───── RECORDS TO USE

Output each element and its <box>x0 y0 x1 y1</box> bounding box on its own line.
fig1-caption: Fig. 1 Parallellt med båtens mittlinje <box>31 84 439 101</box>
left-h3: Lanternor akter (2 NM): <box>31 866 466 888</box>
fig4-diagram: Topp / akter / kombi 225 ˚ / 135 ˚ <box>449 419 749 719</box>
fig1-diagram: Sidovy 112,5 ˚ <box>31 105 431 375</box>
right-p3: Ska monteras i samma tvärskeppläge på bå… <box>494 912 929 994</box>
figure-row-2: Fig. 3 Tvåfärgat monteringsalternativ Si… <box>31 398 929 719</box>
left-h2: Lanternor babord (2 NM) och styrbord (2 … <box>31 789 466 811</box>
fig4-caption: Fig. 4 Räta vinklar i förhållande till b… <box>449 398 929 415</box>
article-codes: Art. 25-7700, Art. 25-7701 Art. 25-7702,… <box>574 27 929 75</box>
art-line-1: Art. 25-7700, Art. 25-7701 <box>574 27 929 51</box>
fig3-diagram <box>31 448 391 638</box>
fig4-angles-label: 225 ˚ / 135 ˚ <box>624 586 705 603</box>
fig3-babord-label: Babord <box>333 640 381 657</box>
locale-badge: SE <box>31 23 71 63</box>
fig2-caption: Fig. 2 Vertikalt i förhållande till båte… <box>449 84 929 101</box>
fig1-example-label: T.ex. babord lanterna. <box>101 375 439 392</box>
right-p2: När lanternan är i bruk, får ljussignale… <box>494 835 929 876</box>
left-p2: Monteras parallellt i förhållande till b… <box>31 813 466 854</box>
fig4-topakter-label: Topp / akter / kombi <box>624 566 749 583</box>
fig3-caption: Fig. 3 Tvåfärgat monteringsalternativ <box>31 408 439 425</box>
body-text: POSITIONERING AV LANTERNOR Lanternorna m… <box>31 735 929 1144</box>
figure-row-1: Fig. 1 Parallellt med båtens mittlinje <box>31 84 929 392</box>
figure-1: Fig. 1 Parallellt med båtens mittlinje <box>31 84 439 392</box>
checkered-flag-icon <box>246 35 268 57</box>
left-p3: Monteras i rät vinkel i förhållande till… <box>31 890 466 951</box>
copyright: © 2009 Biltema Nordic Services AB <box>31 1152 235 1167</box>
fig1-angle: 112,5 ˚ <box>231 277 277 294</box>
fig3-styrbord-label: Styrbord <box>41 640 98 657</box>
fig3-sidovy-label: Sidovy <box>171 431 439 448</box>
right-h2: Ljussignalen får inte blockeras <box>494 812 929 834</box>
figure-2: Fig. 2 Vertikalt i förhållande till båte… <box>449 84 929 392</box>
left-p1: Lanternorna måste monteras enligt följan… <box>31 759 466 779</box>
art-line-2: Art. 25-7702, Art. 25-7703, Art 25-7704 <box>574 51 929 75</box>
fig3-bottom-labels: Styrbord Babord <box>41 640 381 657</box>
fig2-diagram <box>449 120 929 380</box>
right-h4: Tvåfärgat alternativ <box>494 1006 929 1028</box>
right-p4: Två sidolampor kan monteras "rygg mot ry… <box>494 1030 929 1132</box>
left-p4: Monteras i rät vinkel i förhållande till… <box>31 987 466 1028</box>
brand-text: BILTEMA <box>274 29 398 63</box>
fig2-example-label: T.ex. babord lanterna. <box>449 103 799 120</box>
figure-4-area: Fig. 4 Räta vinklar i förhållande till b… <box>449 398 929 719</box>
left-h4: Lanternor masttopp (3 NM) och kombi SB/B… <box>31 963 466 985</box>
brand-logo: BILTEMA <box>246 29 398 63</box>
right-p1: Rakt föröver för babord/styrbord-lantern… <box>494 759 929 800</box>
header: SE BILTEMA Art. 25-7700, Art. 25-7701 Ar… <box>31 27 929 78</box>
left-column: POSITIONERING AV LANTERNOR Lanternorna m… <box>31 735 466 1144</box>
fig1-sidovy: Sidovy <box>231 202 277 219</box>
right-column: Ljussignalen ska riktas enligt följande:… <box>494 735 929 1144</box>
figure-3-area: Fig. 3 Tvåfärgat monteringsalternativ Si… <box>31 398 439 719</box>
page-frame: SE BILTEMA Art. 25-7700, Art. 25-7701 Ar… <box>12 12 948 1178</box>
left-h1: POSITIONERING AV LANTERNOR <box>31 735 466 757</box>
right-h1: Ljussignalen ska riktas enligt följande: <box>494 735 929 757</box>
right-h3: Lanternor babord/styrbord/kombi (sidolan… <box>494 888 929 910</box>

──────────

(TO BE DONE):
Copy out every line of the data above as it stands.

(RESULT OF THE EXERCISE):
Output each element and its <box>x0 y0 x1 y1</box> bounding box on its own line.
fig1-caption: Fig. 1 Parallellt med båtens mittlinje <box>31 84 439 101</box>
left-h3: Lanternor akter (2 NM): <box>31 866 466 888</box>
fig4-diagram: Topp / akter / kombi 225 ˚ / 135 ˚ <box>449 419 749 719</box>
fig1-diagram: Sidovy 112,5 ˚ <box>31 105 431 375</box>
right-p3: Ska monteras i samma tvärskeppläge på bå… <box>494 912 929 994</box>
figure-row-2: Fig. 3 Tvåfärgat monteringsalternativ Si… <box>31 398 929 719</box>
left-h2: Lanternor babord (2 NM) och styrbord (2 … <box>31 789 466 811</box>
fig4-caption: Fig. 4 Räta vinklar i förhållande till b… <box>449 398 929 415</box>
article-codes: Art. 25-7700, Art. 25-7701 Art. 25-7702,… <box>574 27 929 75</box>
art-line-1: Art. 25-7700, Art. 25-7701 <box>574 27 929 51</box>
fig3-diagram <box>31 448 391 638</box>
fig4-angles-label: 225 ˚ / 135 ˚ <box>624 586 705 603</box>
fig3-babord-label: Babord <box>333 640 381 657</box>
locale-badge: SE <box>31 23 71 63</box>
fig2-caption: Fig. 2 Vertikalt i förhållande till båte… <box>449 84 929 101</box>
fig1-example-label: T.ex. babord lanterna. <box>101 375 439 392</box>
right-p2: När lanternan är i bruk, får ljussignale… <box>494 835 929 876</box>
left-p2: Monteras parallellt i förhållande till b… <box>31 813 466 854</box>
fig4-topakter-label: Topp / akter / kombi <box>624 566 749 583</box>
fig3-caption: Fig. 3 Tvåfärgat monteringsalternativ <box>31 408 439 425</box>
body-text: POSITIONERING AV LANTERNOR Lanternorna m… <box>31 735 929 1144</box>
figure-row-1: Fig. 1 Parallellt med båtens mittlinje <box>31 84 929 392</box>
figure-1: Fig. 1 Parallellt med båtens mittlinje <box>31 84 439 392</box>
checkered-flag-icon <box>246 35 268 57</box>
left-p3: Monteras i rät vinkel i förhållande till… <box>31 890 466 951</box>
copyright: © 2009 Biltema Nordic Services AB <box>31 1152 235 1167</box>
fig1-angle: 112,5 ˚ <box>231 277 277 294</box>
fig3-styrbord-label: Styrbord <box>41 640 98 657</box>
fig3-sidovy-label: Sidovy <box>171 431 439 448</box>
right-h2: Ljussignalen får inte blockeras <box>494 812 929 834</box>
figure-2: Fig. 2 Vertikalt i förhållande till båte… <box>449 84 929 392</box>
left-p1: Lanternorna måste monteras enligt följan… <box>31 759 466 779</box>
art-line-2: Art. 25-7702, Art. 25-7703, Art 25-7704 <box>574 51 929 75</box>
fig3-bottom-labels: Styrbord Babord <box>41 640 381 657</box>
fig2-diagram <box>449 120 929 380</box>
right-h4: Tvåfärgat alternativ <box>494 1006 929 1028</box>
right-p4: Två sidolampor kan monteras "rygg mot ry… <box>494 1030 929 1132</box>
left-p4: Monteras i rät vinkel i förhållande till… <box>31 987 466 1028</box>
brand-text: BILTEMA <box>274 29 398 63</box>
fig2-example-label: T.ex. babord lanterna. <box>449 103 799 120</box>
figure-4-area: Fig. 4 Räta vinklar i förhållande till b… <box>449 398 929 719</box>
left-h4: Lanternor masttopp (3 NM) och kombi SB/B… <box>31 963 466 985</box>
brand-logo: BILTEMA <box>246 29 398 63</box>
right-p1: Rakt föröver för babord/styrbord-lantern… <box>494 759 929 800</box>
header: SE BILTEMA Art. 25-7700, Art. 25-7701 Ar… <box>31 27 929 78</box>
left-column: POSITIONERING AV LANTERNOR Lanternorna m… <box>31 735 466 1144</box>
fig1-sidovy: Sidovy <box>231 202 277 219</box>
right-column: Ljussignalen ska riktas enligt följande:… <box>494 735 929 1144</box>
figure-3-area: Fig. 3 Tvåfärgat monteringsalternativ Si… <box>31 398 439 719</box>
page-frame: SE BILTEMA Art. 25-7700, Art. 25-7701 Ar… <box>12 12 948 1178</box>
left-h1: POSITIONERING AV LANTERNOR <box>31 735 466 757</box>
right-h1: Ljussignalen ska riktas enligt följande: <box>494 735 929 757</box>
right-h3: Lanternor babord/styrbord/kombi (sidolan… <box>494 888 929 910</box>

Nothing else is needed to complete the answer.